Problem requirements: Copy, from the entries below, each line in which the string "temperature" appears.

========================================

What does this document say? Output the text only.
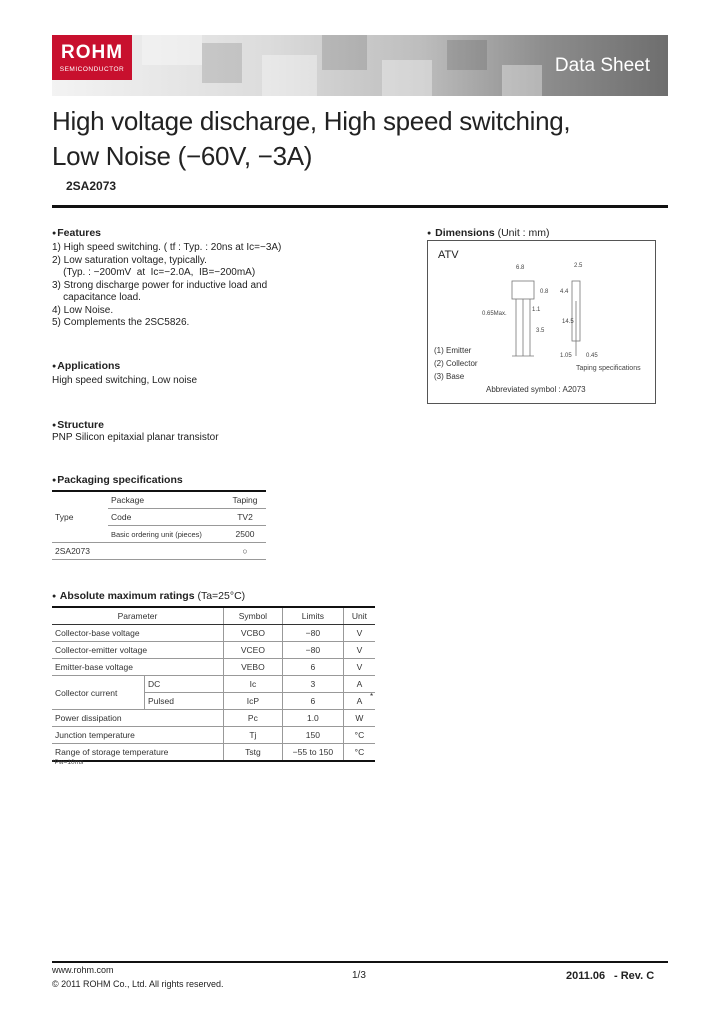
ROHM
SEMICONDUCTOR	Data Sheet
High voltage discharge, High speed switching,
Low Noise (−60V, −3A)
2SA2073
● Features
1) High speed switching. ( tf : Typ. : 20ns at Ic=−3A)
2) Low saturation voltage, typically.
(Typ. : −200mV  at  Ic=−2.0A,  IB=−200mA)
3) Strong discharge power for inductive load and
capacitance load.
4) Low Noise.
5) Complements the 2SC5826.
● Applications
High speed switching, Low noise
● Structure
PNP Silicon epitaxial planar transistor
● Dimensions (Unit : mm)
ATV
6.8	2.5
0.8
1.1
4.4
0.65Max.
3.5
14.5
1.05 0.45
(1) Emitter
(2) Collector
(3) Base
Taping specifications
Abbreviated symbol : A2073
● Packaging specifications
Type	Package	Taping
	Code	TV2
	Basic ordering unit (pieces)	2500
2SA2073		○
● Absolute maximum ratings (Ta=25°C)
Parameter		Symbol	Limits	Unit
Collector-base voltage		VCBO	−80	V
Collector-emitter voltage		VCEO	−80	V
Emitter-base voltage		VEBO	6	V
Collector current	DC	Ic	3	A
	Pulsed	IcP	6	A
Power dissipation		Pc	1.0	W
Junction temperature		Tj	150	°C
Range of storage temperature		Tstg	−55 to 150	°C
*
*Pw=10ms
www.rohm.com
© 2011 ROHM Co., Ltd. All rights reserved.
1/3	2011.06 - Rev. C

========================================

The result:
Junction temperature		Tj	150	°C
Range of storage temperature		Tstg	−55 to 150	°C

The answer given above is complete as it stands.